→ **Given task**
Count lines holding the word "zapobiec". Only the number is wanted.

---------- Stored rows ----------

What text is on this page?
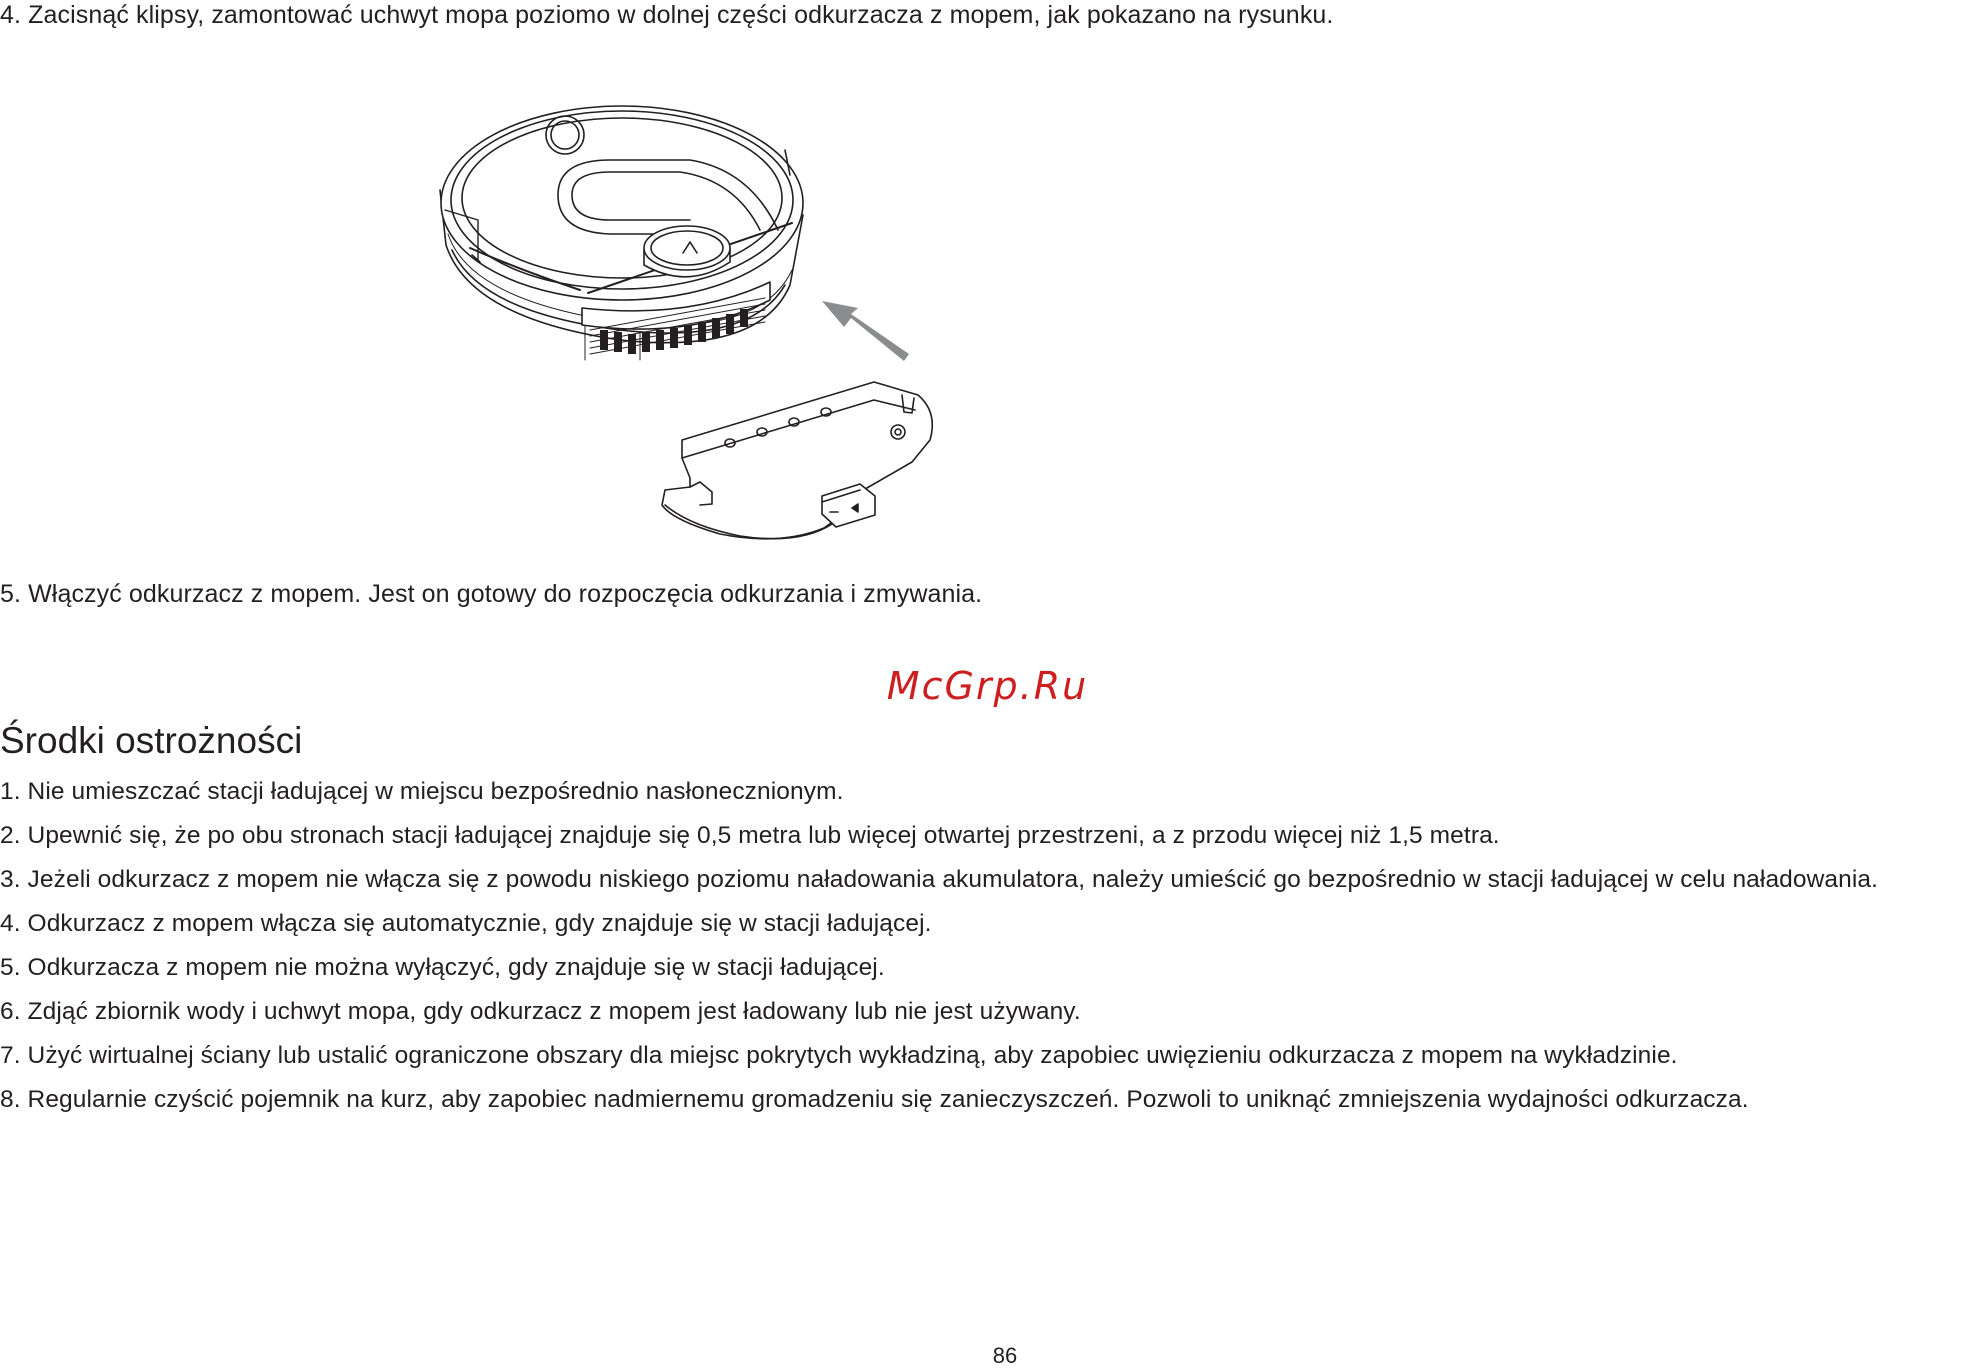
4. Zacisnąć klipsy, zamontować uchwyt mopa poziomo w dolnej części odkurzacza z mopem, jak pokazano na rysunku.

5. Włączyć odkurzacz z mopem. Jest on gotowy do rozpoczęcia odkurzania i zmywania.

McGrp.Ru
Środki ostrożności

1. Nie umieszczać stacji ładującej w miejscu bezpośrednio nasłonecznionym.

2. Upewnić się, że po obu stronach stacji ładującej znajduje się 0,5 metra lub więcej otwartej przestrzeni, a z przodu więcej niż 1,5 metra.

3. Jeżeli odkurzacz z mopem nie włącza się z powodu niskiego poziomu naładowania akumulatora, należy umieścić go bezpośrednio w stacji ładującej w celu naładowania.

4. Odkurzacz z mopem włącza się automatycznie, gdy znajduje się w stacji ładującej.

5. Odkurzacza z mopem nie można wyłączyć, gdy znajduje się w stacji ładującej.

6. Zdjąć zbiornik wody i uchwyt mopa, gdy odkurzacz z mopem jest ładowany lub nie jest używany.

7. Użyć wirtualnej ściany lub ustalić ograniczone obszary dla miejsc pokrytych wykładziną, aby zapobiec uwięzieniu odkurzacza z mopem na wykładzinie.

8. Regularnie czyścić pojemnik na kurz, aby zapobiec nadmiernemu gromadzeniu się zanieczyszczeń. Pozwoli to uniknąć zmniejszenia wydajności odkurzacza.

86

----------

→ **Correct result**
2